### What is needed
Report the count of lines holding "this" in the records, with no other words.
── Entries supplied ──
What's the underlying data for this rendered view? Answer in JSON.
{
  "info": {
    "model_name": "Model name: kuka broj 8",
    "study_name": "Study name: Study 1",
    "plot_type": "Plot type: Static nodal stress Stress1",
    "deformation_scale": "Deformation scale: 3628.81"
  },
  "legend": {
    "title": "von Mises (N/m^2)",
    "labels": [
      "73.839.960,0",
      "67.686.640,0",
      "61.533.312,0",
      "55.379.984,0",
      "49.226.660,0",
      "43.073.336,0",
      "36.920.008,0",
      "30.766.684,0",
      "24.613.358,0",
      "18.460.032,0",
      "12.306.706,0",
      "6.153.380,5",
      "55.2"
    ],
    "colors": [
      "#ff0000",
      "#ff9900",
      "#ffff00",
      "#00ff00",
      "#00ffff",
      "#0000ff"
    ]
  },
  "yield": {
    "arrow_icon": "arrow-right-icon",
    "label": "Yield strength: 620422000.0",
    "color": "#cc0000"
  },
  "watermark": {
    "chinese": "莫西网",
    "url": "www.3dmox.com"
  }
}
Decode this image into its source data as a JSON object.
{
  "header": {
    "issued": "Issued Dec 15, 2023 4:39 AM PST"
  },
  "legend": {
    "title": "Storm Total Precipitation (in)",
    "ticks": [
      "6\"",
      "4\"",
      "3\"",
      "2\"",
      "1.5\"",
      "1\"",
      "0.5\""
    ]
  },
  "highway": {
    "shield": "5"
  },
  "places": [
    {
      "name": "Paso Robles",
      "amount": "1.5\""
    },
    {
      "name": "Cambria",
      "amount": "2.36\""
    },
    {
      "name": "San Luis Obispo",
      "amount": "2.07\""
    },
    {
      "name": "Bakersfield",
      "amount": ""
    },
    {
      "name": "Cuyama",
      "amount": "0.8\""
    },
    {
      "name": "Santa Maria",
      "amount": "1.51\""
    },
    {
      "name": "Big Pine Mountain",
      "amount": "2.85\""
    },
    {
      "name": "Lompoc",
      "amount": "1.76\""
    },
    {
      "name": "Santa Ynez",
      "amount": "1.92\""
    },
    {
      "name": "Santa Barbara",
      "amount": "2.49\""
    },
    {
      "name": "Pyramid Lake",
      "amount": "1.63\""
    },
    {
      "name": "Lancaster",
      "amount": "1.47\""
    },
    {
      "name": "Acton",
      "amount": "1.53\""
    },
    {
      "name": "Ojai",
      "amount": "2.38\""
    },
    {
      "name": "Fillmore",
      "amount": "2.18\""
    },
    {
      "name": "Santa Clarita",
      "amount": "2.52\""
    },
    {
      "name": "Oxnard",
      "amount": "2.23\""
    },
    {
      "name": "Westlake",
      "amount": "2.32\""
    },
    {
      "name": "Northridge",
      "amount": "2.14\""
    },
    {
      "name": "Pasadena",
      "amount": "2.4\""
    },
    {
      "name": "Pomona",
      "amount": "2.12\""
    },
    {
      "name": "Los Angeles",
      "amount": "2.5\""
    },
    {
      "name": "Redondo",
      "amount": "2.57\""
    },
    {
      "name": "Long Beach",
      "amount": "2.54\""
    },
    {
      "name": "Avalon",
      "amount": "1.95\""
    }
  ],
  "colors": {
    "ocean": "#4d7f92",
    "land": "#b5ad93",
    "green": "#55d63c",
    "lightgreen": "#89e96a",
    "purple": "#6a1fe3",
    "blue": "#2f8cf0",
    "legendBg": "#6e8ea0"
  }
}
───
### The answer
2